> _Objective_: Return the whole listing, line for line, without the pictures in it.

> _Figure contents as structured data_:
========================================

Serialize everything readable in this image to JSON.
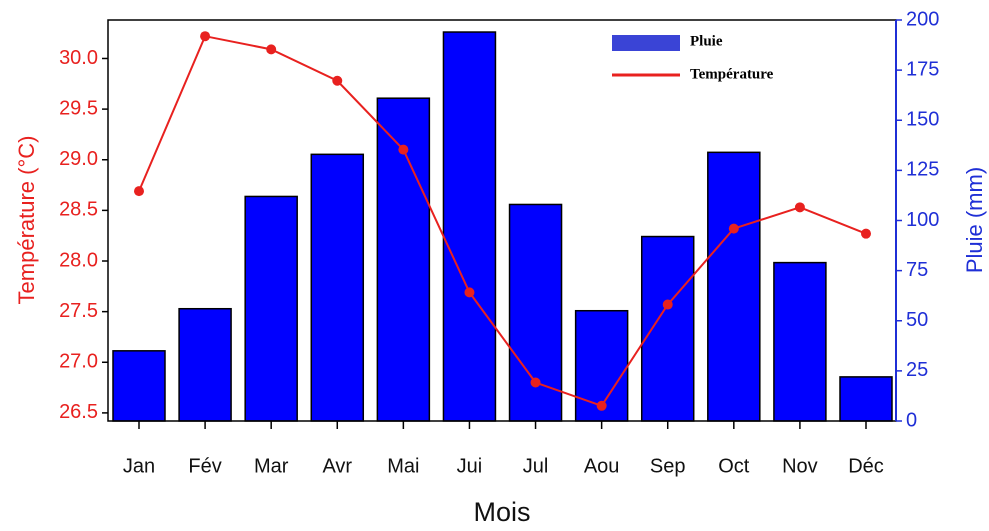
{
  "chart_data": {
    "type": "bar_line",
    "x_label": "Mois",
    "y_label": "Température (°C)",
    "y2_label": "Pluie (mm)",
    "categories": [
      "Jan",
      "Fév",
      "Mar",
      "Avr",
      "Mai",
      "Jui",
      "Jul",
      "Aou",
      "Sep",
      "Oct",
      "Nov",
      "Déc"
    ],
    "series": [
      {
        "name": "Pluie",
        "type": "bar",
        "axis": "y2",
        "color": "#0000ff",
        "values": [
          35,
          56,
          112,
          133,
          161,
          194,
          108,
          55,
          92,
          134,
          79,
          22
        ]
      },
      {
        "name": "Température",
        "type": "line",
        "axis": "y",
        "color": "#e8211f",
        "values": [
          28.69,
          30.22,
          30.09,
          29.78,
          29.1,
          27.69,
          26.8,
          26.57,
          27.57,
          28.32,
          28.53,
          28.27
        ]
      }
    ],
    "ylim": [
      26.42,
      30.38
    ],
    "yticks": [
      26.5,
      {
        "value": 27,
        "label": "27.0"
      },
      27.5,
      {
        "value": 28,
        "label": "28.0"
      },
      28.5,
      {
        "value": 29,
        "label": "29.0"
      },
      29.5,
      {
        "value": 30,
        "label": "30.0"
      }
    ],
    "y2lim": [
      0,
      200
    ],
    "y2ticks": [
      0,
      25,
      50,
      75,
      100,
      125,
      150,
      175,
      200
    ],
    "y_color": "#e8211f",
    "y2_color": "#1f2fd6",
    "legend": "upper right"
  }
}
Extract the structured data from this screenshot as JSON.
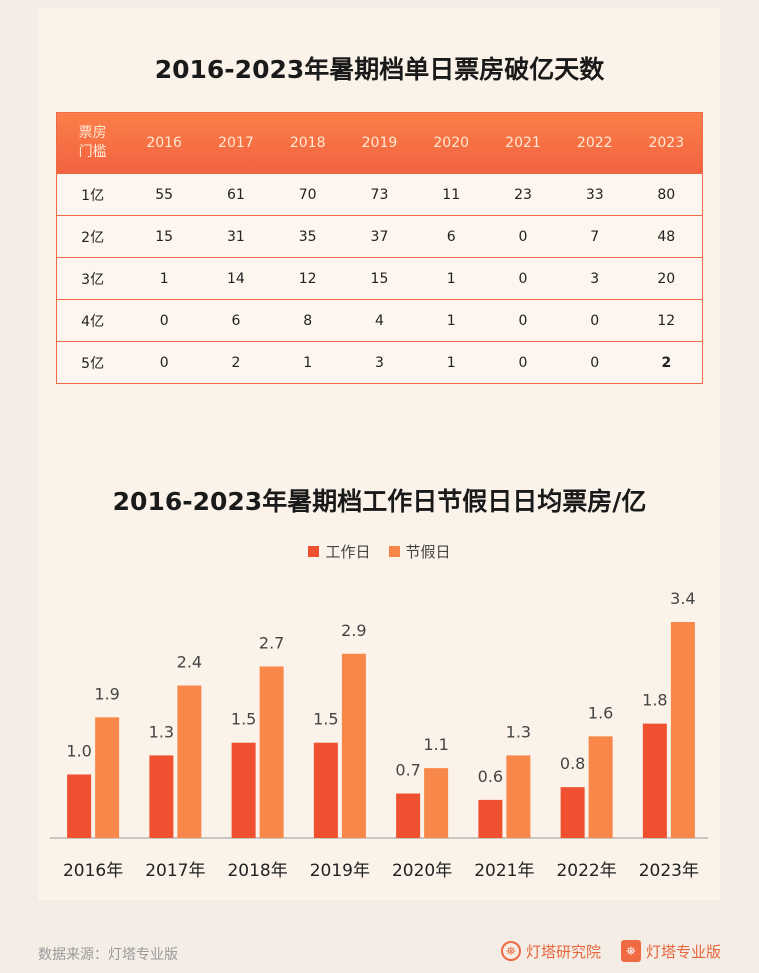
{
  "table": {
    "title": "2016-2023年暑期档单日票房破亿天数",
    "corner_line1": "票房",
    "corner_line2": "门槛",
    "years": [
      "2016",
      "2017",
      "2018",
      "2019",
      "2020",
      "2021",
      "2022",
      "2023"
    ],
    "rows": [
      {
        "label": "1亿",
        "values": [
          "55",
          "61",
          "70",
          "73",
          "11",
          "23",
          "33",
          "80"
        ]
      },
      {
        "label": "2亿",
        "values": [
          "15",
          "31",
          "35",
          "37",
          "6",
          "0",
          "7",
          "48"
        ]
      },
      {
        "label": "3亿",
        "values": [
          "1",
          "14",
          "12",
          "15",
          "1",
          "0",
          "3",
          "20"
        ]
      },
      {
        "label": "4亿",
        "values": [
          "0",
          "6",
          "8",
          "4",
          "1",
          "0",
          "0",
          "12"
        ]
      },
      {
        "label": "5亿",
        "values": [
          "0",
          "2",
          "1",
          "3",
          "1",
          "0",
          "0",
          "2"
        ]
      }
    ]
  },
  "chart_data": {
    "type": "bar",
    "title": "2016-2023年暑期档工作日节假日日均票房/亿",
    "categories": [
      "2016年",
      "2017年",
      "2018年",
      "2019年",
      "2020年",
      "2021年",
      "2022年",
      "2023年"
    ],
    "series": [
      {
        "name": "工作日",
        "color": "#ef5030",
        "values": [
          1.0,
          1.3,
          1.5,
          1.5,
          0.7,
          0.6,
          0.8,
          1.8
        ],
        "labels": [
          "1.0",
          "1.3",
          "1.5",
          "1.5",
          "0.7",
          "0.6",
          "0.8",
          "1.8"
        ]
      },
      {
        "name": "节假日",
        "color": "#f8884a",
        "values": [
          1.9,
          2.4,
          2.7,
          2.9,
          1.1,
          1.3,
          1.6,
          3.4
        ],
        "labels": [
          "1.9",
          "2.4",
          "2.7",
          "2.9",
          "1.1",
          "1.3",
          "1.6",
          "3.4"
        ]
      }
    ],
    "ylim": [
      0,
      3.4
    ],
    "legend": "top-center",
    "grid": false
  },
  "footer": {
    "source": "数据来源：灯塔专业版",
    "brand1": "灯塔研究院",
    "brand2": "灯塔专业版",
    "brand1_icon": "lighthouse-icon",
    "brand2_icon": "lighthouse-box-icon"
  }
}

========================================

> _Answer to this exercise_:
Serialize everything readable in this image to JSON.
{
  "chart_data": {
    "type": "bar_line",
    "x_label": "Mois",
    "y_label": "Température (°C)",
    "y2_label": "Pluie (mm)",
    "categories": [
      "Jan",
      "Fév",
      "Mar",
      "Avr",
      "Mai",
      "Jui",
      "Jul",
      "Aou",
      "Sep",
      "Oct",
      "Nov",
      "Déc"
    ],
    "series": [
      {
        "name": "Pluie",
        "type": "bar",
        "axis": "y2",
        "color": "#0000ff",
        "values": [
          35,
          56,
          112,
          133,
          161,
          194,
          108,
          55,
          92,
          134,
          79,
          22
        ]
      },
      {
        "name": "Température",
        "type": "line",
        "axis": "y",
        "color": "#e8211f",
        "values": [
          28.69,
          30.22,
          30.09,
          29.78,
          29.1,
          27.69,
          26.8,
          26.57,
          27.57,
          28.32,
          28.53,
          28.27
        ]
      }
    ],
    "ylim": [
      26.42,
      30.38
    ],
    "yticks": [
      26.5,
      {
        "value": 27,
        "label": "27.0"
      },
      27.5,
      {
        "value": 28,
        "label": "28.0"
      },
      28.5,
      {
        "value": 29,
        "label": "29.0"
      },
      29.5,
      {
        "value": 30,
        "label": "30.0"
      }
    ],
    "y2lim": [
      0,
      200
    ],
    "y2ticks": [
      0,
      25,
      50,
      75,
      100,
      125,
      150,
      175,
      200
    ],
    "y_color": "#e8211f",
    "y2_color": "#1f2fd6",
    "legend": "upper right"
  }
}
Extract the structured data from this screenshot as JSON.
{
  "table": {
    "title": "2016-2023年暑期档单日票房破亿天数",
    "corner_line1": "票房",
    "corner_line2": "门槛",
    "years": [
      "2016",
      "2017",
      "2018",
      "2019",
      "2020",
      "2021",
      "2022",
      "2023"
    ],
    "rows": [
      {
        "label": "1亿",
        "values": [
          "55",
          "61",
          "70",
          "73",
          "11",
          "23",
          "33",
          "80"
        ]
      },
      {
        "label": "2亿",
        "values": [
          "15",
          "31",
          "35",
          "37",
          "6",
          "0",
          "7",
          "48"
        ]
      },
      {
        "label": "3亿",
        "values": [
          "1",
          "14",
          "12",
          "15",
          "1",
          "0",
          "3",
          "20"
        ]
      },
      {
        "label": "4亿",
        "values": [
          "0",
          "6",
          "8",
          "4",
          "1",
          "0",
          "0",
          "12"
        ]
      },
      {
        "label": "5亿",
        "values": [
          "0",
          "2",
          "1",
          "3",
          "1",
          "0",
          "0",
          "2"
        ]
      }
    ]
  },
  "chart_data": {
    "type": "bar",
    "title": "2016-2023年暑期档工作日节假日日均票房/亿",
    "categories": [
      "2016年",
      "2017年",
      "2018年",
      "2019年",
      "2020年",
      "2021年",
      "2022年",
      "2023年"
    ],
    "series": [
      {
        "name": "工作日",
        "color": "#ef5030",
        "values": [
          1.0,
          1.3,
          1.5,
          1.5,
          0.7,
          0.6,
          0.8,
          1.8
        ],
        "labels": [
          "1.0",
          "1.3",
          "1.5",
          "1.5",
          "0.7",
          "0.6",
          "0.8",
          "1.8"
        ]
      },
      {
        "name": "节假日",
        "color": "#f8884a",
        "values": [
          1.9,
          2.4,
          2.7,
          2.9,
          1.1,
          1.3,
          1.6,
          3.4
        ],
        "labels": [
          "1.9",
          "2.4",
          "2.7",
          "2.9",
          "1.1",
          "1.3",
          "1.6",
          "3.4"
        ]
      }
    ],
    "ylim": [
      0,
      3.4
    ],
    "legend": "top-center",
    "grid": false
  },
  "footer": {
    "source": "数据来源：灯塔专业版",
    "brand1": "灯塔研究院",
    "brand2": "灯塔专业版",
    "brand1_icon": "lighthouse-icon",
    "brand2_icon": "lighthouse-box-icon"
  }
}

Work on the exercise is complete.